Your task is to output the listing word for word, with pictures excluded.

PROVIDED RECORDS:
>> BEGIN
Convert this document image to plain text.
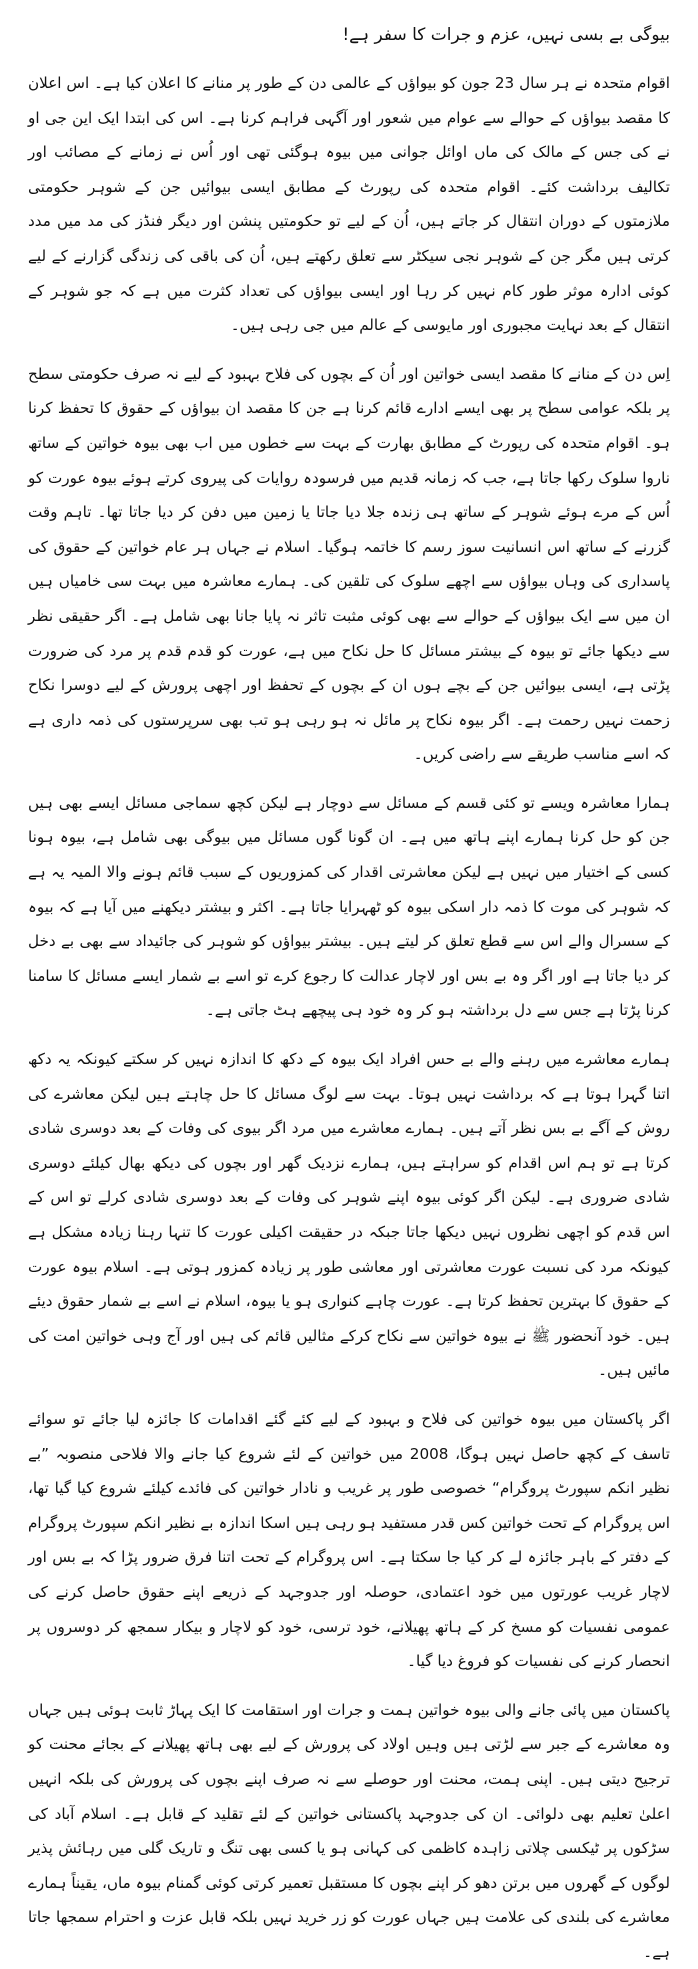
بیوگی بے بسی نہیں، عزم و جرات کا سفر ہے!

اقوام متحدہ نے ہر سال 23 جون کو بیواؤں کے عالمی دن کے طور پر منانے کا اعلان کیا ہے۔ اس اعلان کا مقصد بیواؤں کے حوالے سے عوام میں شعور اور آگہی فراہم کرنا ہے۔ اس کی ابتدا ایک این جی او نے کی جس کے مالک کی ماں اوائل جوانی میں بیوہ ہوگئی تھی اور اُس نے زمانے کے مصائب اور تکالیف برداشت کئے۔ اقوام متحدہ کی رپورٹ کے مطابق ایسی بیوائیں جن کے شوہر حکومتی ملازمتوں کے دوران انتقال کر جاتے ہیں، اُن کے لیے تو حکومتیں پنشن اور دیگر فنڈز کی مد میں مدد کرتی ہیں مگر جن کے شوہر نجی سیکٹر سے تعلق رکھتے ہیں، اُن کی باقی کی زندگی گزارنے کے لیے کوئی ادارہ موثر طور کام نہیں کر رہا اور ایسی بیواؤں کی تعداد کثرت میں ہے کہ جو شوہر کے انتقال کے بعد نہایت مجبوری اور مایوسی کے عالم میں جی رہی ہیں۔

اِس دن کے منانے کا مقصد ایسی خواتین اور اُن کے بچوں کی فلاح بہبود کے لیے نہ صرف حکومتی سطح پر بلکہ عوامی سطح پر بھی ایسے ادارے قائم کرنا ہے جن کا مقصد ان بیواؤں کے حقوق کا تحفظ کرنا ہو۔ اقوام متحدہ کی رپورٹ کے مطابق بھارت کے بہت سے خطوں میں اب بھی بیوہ خواتین کے ساتھ ناروا سلوک رکھا جاتا ہے، جب کہ زمانہ قدیم میں فرسودہ روایات کی پیروی کرتے ہوئے بیوہ عورت کو اُس کے مرے ہوئے شوہر کے ساتھ ہی زندہ جلا دیا جاتا یا زمین میں دفن کر دیا جاتا تھا۔ تاہم وقت گزرنے کے ساتھ اس انسانیت سوز رسم کا خاتمہ ہوگیا۔ اسلام نے جہاں ہر عام خواتین کے حقوق کی پاسداری کی وہاں بیواؤں سے اچھے سلوک کی تلقین کی۔ ہمارے معاشرہ میں بہت سی خامیاں ہیں ان میں سے ایک بیواؤں کے حوالے سے بھی کوئی مثبت تاثر نہ پایا جانا بھی شامل ہے۔ اگر حقیقی نظر سے دیکھا جائے تو بیوہ کے بیشتر مسائل کا حل نکاح میں ہے، عورت کو قدم قدم پر مرد کی ضرورت پڑتی ہے، ایسی بیوائیں جن کے بچے ہوں ان کے بچوں کے تحفظ اور اچھی پرورش کے لیے دوسرا نکاح زحمت نہیں رحمت ہے۔ اگر بیوہ نکاح پر مائل نہ ہو رہی ہو تب بھی سرپرستوں کی ذمہ داری ہے کہ اسے مناسب طریقے سے راضی کریں۔

ہمارا معاشرہ ویسے تو کئی قسم کے مسائل سے دوچار ہے لیکن کچھ سماجی مسائل ایسے بھی ہیں جن کو حل کرنا ہمارے اپنے ہاتھ میں ہے۔ ان گونا گوں مسائل میں بیوگی بھی شامل ہے، بیوہ ہونا کسی کے اختیار میں نہیں ہے لیکن معاشرتی اقدار کی کمزوریوں کے سبب قائم ہونے والا المیہ یہ ہے کہ شوہر کی موت کا ذمہ دار اسکی بیوہ کو ٹھہرایا جاتا ہے۔ اکثر و بیشتر دیکھنے میں آیا ہے کہ بیوہ کے سسرال والے اس سے قطع تعلق کر لیتے ہیں۔ بیشتر بیواؤں کو شوہر کی جائیداد سے بھی بے دخل کر دیا جاتا ہے اور اگر وہ بے بس اور لاچار عدالت کا رجوع کرے تو اسے بے شمار ایسے مسائل کا سامنا کرنا پڑتا ہے جس سے دل برداشتہ ہو کر وہ خود ہی پیچھے ہٹ جاتی ہے۔

ہمارے معاشرے میں رہنے والے بے حس افراد ایک بیوہ کے دکھ کا اندازہ نہیں کر سکتے کیونکہ یہ دکھ اتنا گہرا ہوتا ہے کہ برداشت نہیں ہوتا۔ بہت سے لوگ مسائل کا حل چاہتے ہیں لیکن معاشرے کی روش کے آگے بے بس نظر آتے ہیں۔ ہمارے معاشرے میں مرد اگر بیوی کی وفات کے بعد دوسری شادی کرتا ہے تو ہم اس اقدام کو سراہتے ہیں، ہمارے نزدیک گھر اور بچوں کی دیکھ بھال کیلئے دوسری شادی ضروری ہے۔ لیکن اگر کوئی بیوہ اپنے شوہر کی وفات کے بعد دوسری شادی کرلے تو اس کے اس قدم کو اچھی نظروں نہیں دیکھا جاتا جبکہ در حقیقت اکیلی عورت کا تنہا رہنا زیادہ مشکل ہے کیونکہ مرد کی نسبت عورت معاشرتی اور معاشی طور پر زیادہ کمزور ہوتی ہے۔ اسلام بیوہ عورت کے حقوق کا بہترین تحفظ کرتا ہے۔ عورت چاہے کنواری ہو یا بیوہ، اسلام نے اسے بے شمار حقوق دیئے ہیں۔ خود آنحضور ﷺ نے بیوہ خواتین سے نکاح کرکے مثالیں قائم کی ہیں اور آج وہی خواتین امت کی مائیں ہیں۔

اگر پاکستان میں بیوہ خواتین کی فلاح و بہبود کے لیے کئے گئے اقدامات کا جائزہ لیا جائے تو سوائے تاسف کے کچھ حاصل نہیں ہوگا، 2008 میں خواتین کے لئے شروع کیا جانے والا فلاحی منصوبہ ”بے نظیر انکم سپورٹ پروگرام“ خصوصی طور پر غریب و نادار خواتین کی فائدے کیلئے شروع کیا گیا تھا، اس پروگرام کے تحت خواتین کس قدر مستفید ہو رہی ہیں اسکا اندازہ بے نظیر انکم سپورٹ پروگرام کے دفتر کے باہر جائزہ لے کر کیا جا سکتا ہے۔ اس پروگرام کے تحت اتنا فرق ضرور پڑا کہ بے بس اور لاچار غریب عورتوں میں خود اعتمادی، حوصلہ اور جدوجہد کے ذریعے اپنے حقوق حاصل کرنے کی عمومی نفسیات کو مسخ کر کے ہاتھ پھیلانے، خود ترسی، خود کو لاچار و بیکار سمجھ کر دوسروں پر انحصار کرنے کی نفسیات کو فروغ دیا گیا۔

پاکستان میں پائی جانے والی بیوہ خواتین ہمت و جرات اور استقامت کا ایک پہاڑ ثابت ہوئی ہیں جہاں وہ معاشرے کے جبر سے لڑتی ہیں وہیں اولاد کی پرورش کے لیے بھی ہاتھ پھیلانے کے بجائے محنت کو ترجیح دیتی ہیں۔ اپنی ہمت، محنت اور حوصلے سے نہ صرف اپنے بچوں کی پرورش کی بلکہ انہیں اعلیٰ تعلیم بھی دلوائی۔ ان کی جدوجہد پاکستانی خواتین کے لئے تقلید کے قابل ہے۔ اسلام آباد کی سڑکوں پر ٹیکسی چلاتی زاہدہ کاظمی کی کہانی ہو یا کسی بھی تنگ و تاریک گلی میں رہائش پذیر لوگوں کے گھروں میں برتن دھو کر اپنے بچوں کا مستقبل تعمیر کرتی کوئی گمنام بیوہ ماں، یقیناً ہمارے معاشرے کی بلندی کی علامت ہیں جہاں عورت کو زر خرید نہیں بلکہ قابل عزت و احترام سمجھا جاتا ہے۔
>> END
ANSWER TO THE TASK:
Convert this document image to plain text.
بیوگی بے بسی نہیں، عزم و جرات کا سفر ہے!

اقوام متحدہ نے ہر سال 23 جون کو بیواؤں کے عالمی دن کے طور پر منانے کا اعلان کیا ہے۔ اس اعلان کا مقصد بیواؤں کے حوالے سے عوام میں شعور اور آگہی فراہم کرنا ہے۔ اس کی ابتدا ایک این جی او نے کی جس کے مالک کی ماں اوائل جوانی میں بیوہ ہوگئی تھی اور اُس نے زمانے کے مصائب اور تکالیف برداشت کئے۔ اقوام متحدہ کی رپورٹ کے مطابق ایسی بیوائیں جن کے شوہر حکومتی ملازمتوں کے دوران انتقال کر جاتے ہیں، اُن کے لیے تو حکومتیں پنشن اور دیگر فنڈز کی مد میں مدد کرتی ہیں مگر جن کے شوہر نجی سیکٹر سے تعلق رکھتے ہیں، اُن کی باقی کی زندگی گزارنے کے لیے کوئی ادارہ موثر طور کام نہیں کر رہا اور ایسی بیواؤں کی تعداد کثرت میں ہے کہ جو شوہر کے انتقال کے بعد نہایت مجبوری اور مایوسی کے عالم میں جی رہی ہیں۔

اِس دن کے منانے کا مقصد ایسی خواتین اور اُن کے بچوں کی فلاح بہبود کے لیے نہ صرف حکومتی سطح پر بلکہ عوامی سطح پر بھی ایسے ادارے قائم کرنا ہے جن کا مقصد ان بیواؤں کے حقوق کا تحفظ کرنا ہو۔ اقوام متحدہ کی رپورٹ کے مطابق بھارت کے بہت سے خطوں میں اب بھی بیوہ خواتین کے ساتھ ناروا سلوک رکھا جاتا ہے، جب کہ زمانہ قدیم میں فرسودہ روایات کی پیروی کرتے ہوئے بیوہ عورت کو اُس کے مرے ہوئے شوہر کے ساتھ ہی زندہ جلا دیا جاتا یا زمین میں دفن کر دیا جاتا تھا۔ تاہم وقت گزرنے کے ساتھ اس انسانیت سوز رسم کا خاتمہ ہوگیا۔ اسلام نے جہاں ہر عام خواتین کے حقوق کی پاسداری کی وہاں بیواؤں سے اچھے سلوک کی تلقین کی۔ ہمارے معاشرہ میں بہت سی خامیاں ہیں ان میں سے ایک بیواؤں کے حوالے سے بھی کوئی مثبت تاثر نہ پایا جانا بھی شامل ہے۔ اگر حقیقی نظر سے دیکھا جائے تو بیوہ کے بیشتر مسائل کا حل نکاح میں ہے، عورت کو قدم قدم پر مرد کی ضرورت پڑتی ہے، ایسی بیوائیں جن کے بچے ہوں ان کے بچوں کے تحفظ اور اچھی پرورش کے لیے دوسرا نکاح زحمت نہیں رحمت ہے۔ اگر بیوہ نکاح پر مائل نہ ہو رہی ہو تب بھی سرپرستوں کی ذمہ داری ہے کہ اسے مناسب طریقے سے راضی کریں۔

ہمارا معاشرہ ویسے تو کئی قسم کے مسائل سے دوچار ہے لیکن کچھ سماجی مسائل ایسے بھی ہیں جن کو حل کرنا ہمارے اپنے ہاتھ میں ہے۔ ان گونا گوں مسائل میں بیوگی بھی شامل ہے، بیوہ ہونا کسی کے اختیار میں نہیں ہے لیکن معاشرتی اقدار کی کمزوریوں کے سبب قائم ہونے والا المیہ یہ ہے کہ شوہر کی موت کا ذمہ دار اسکی بیوہ کو ٹھہرایا جاتا ہے۔ اکثر و بیشتر دیکھنے میں آیا ہے کہ بیوہ کے سسرال والے اس سے قطع تعلق کر لیتے ہیں۔ بیشتر بیواؤں کو شوہر کی جائیداد سے بھی بے دخل کر دیا جاتا ہے اور اگر وہ بے بس اور لاچار عدالت کا رجوع کرے تو اسے بے شمار ایسے مسائل کا سامنا کرنا پڑتا ہے جس سے دل برداشتہ ہو کر وہ خود ہی پیچھے ہٹ جاتی ہے۔

ہمارے معاشرے میں رہنے والے بے حس افراد ایک بیوہ کے دکھ کا اندازہ نہیں کر سکتے کیونکہ یہ دکھ اتنا گہرا ہوتا ہے کہ برداشت نہیں ہوتا۔ بہت سے لوگ مسائل کا حل چاہتے ہیں لیکن معاشرے کی روش کے آگے بے بس نظر آتے ہیں۔ ہمارے معاشرے میں مرد اگر بیوی کی وفات کے بعد دوسری شادی کرتا ہے تو ہم اس اقدام کو سراہتے ہیں، ہمارے نزدیک گھر اور بچوں کی دیکھ بھال کیلئے دوسری شادی ضروری ہے۔ لیکن اگر کوئی بیوہ اپنے شوہر کی وفات کے بعد دوسری شادی کرلے تو اس کے اس قدم کو اچھی نظروں نہیں دیکھا جاتا جبکہ در حقیقت اکیلی عورت کا تنہا رہنا زیادہ مشکل ہے کیونکہ مرد کی نسبت عورت معاشرتی اور معاشی طور پر زیادہ کمزور ہوتی ہے۔ اسلام بیوہ عورت کے حقوق کا بہترین تحفظ کرتا ہے۔ عورت چاہے کنواری ہو یا بیوہ، اسلام نے اسے بے شمار حقوق دیئے ہیں۔ خود آنحضور ﷺ نے بیوہ خواتین سے نکاح کرکے مثالیں قائم کی ہیں اور آج وہی خواتین امت کی مائیں ہیں۔

اگر پاکستان میں بیوہ خواتین کی فلاح و بہبود کے لیے کئے گئے اقدامات کا جائزہ لیا جائے تو سوائے تاسف کے کچھ حاصل نہیں ہوگا، 2008 میں خواتین کے لئے شروع کیا جانے والا فلاحی منصوبہ ”بے نظیر انکم سپورٹ پروگرام“ خصوصی طور پر غریب و نادار خواتین کی فائدے کیلئے شروع کیا گیا تھا، اس پروگرام کے تحت خواتین کس قدر مستفید ہو رہی ہیں اسکا اندازہ بے نظیر انکم سپورٹ پروگرام کے دفتر کے باہر جائزہ لے کر کیا جا سکتا ہے۔ اس پروگرام کے تحت اتنا فرق ضرور پڑا کہ بے بس اور لاچار غریب عورتوں میں خود اعتمادی، حوصلہ اور جدوجہد کے ذریعے اپنے حقوق حاصل کرنے کی عمومی نفسیات کو مسخ کر کے ہاتھ پھیلانے، خود ترسی، خود کو لاچار و بیکار سمجھ کر دوسروں پر انحصار کرنے کی نفسیات کو فروغ دیا گیا۔

پاکستان میں پائی جانے والی بیوہ خواتین ہمت و جرات اور استقامت کا ایک پہاڑ ثابت ہوئی ہیں جہاں وہ معاشرے کے جبر سے لڑتی ہیں وہیں اولاد کی پرورش کے لیے بھی ہاتھ پھیلانے کے بجائے محنت کو ترجیح دیتی ہیں۔ اپنی ہمت، محنت اور حوصلے سے نہ صرف اپنے بچوں کی پرورش کی بلکہ انہیں اعلیٰ تعلیم بھی دلوائی۔ ان کی جدوجہد پاکستانی خواتین کے لئے تقلید کے قابل ہے۔ اسلام آباد کی سڑکوں پر ٹیکسی چلاتی زاہدہ کاظمی کی کہانی ہو یا کسی بھی تنگ و تاریک گلی میں رہائش پذیر لوگوں کے گھروں میں برتن دھو کر اپنے بچوں کا مستقبل تعمیر کرتی کوئی گمنام بیوہ ماں، یقیناً ہمارے معاشرے کی بلندی کی علامت ہیں جہاں عورت کو زر خرید نہیں بلکہ قابل عزت و احترام سمجھا جاتا ہے۔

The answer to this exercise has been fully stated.